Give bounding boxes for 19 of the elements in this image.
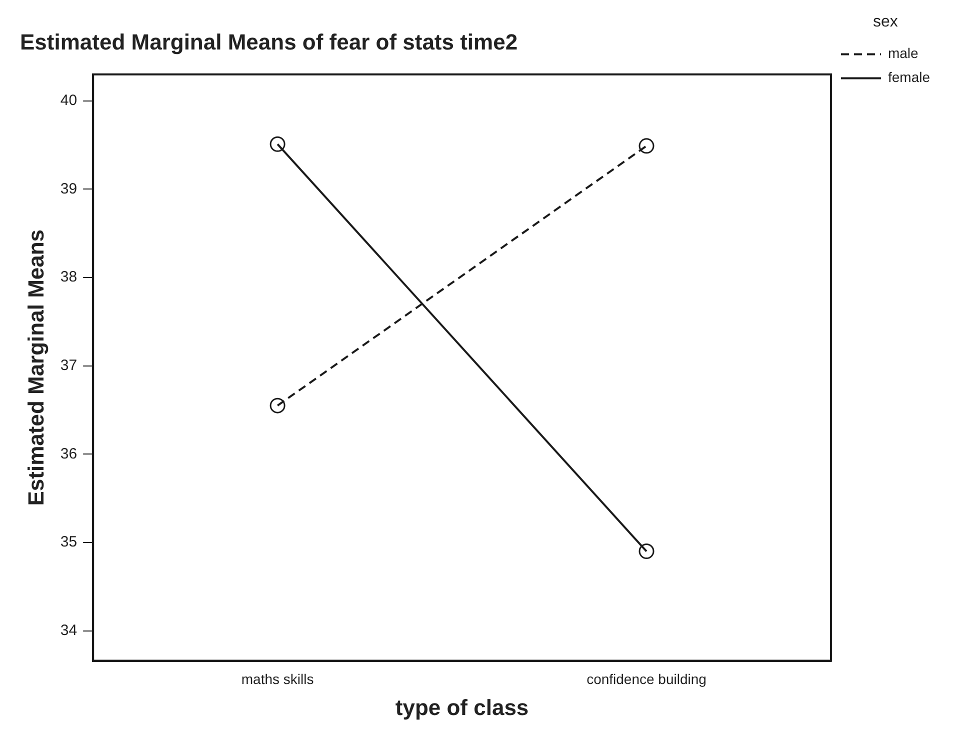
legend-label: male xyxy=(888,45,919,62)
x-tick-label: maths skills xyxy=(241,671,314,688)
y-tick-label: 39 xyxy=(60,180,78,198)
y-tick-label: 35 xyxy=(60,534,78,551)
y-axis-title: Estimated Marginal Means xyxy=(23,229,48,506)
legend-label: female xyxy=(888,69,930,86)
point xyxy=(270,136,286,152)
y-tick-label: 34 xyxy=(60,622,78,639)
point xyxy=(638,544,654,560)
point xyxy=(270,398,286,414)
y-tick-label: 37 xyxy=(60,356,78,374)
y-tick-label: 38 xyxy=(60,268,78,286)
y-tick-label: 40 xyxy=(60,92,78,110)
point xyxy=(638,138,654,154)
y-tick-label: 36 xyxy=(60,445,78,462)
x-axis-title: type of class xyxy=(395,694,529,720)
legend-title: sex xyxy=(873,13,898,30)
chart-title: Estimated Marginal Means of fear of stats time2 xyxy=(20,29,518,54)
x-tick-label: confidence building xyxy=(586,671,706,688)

************

- **What is asked**: Return the material's lines unchanged, starting with the line that contains "legend-label: male xyxy=(888,45,919,62)" and ending after the line that contains "legend-label: female xyxy=(888,69,930,86)".

- **Task solution**:
legend-label: male xyxy=(888,45,919,62)
x-tick-label: maths skills xyxy=(241,671,314,688)
y-tick-label: 39 xyxy=(60,180,78,198)
y-tick-label: 35 xyxy=(60,534,78,551)
y-axis-title: Estimated Marginal Means xyxy=(23,229,48,506)
legend-label: female xyxy=(888,69,930,86)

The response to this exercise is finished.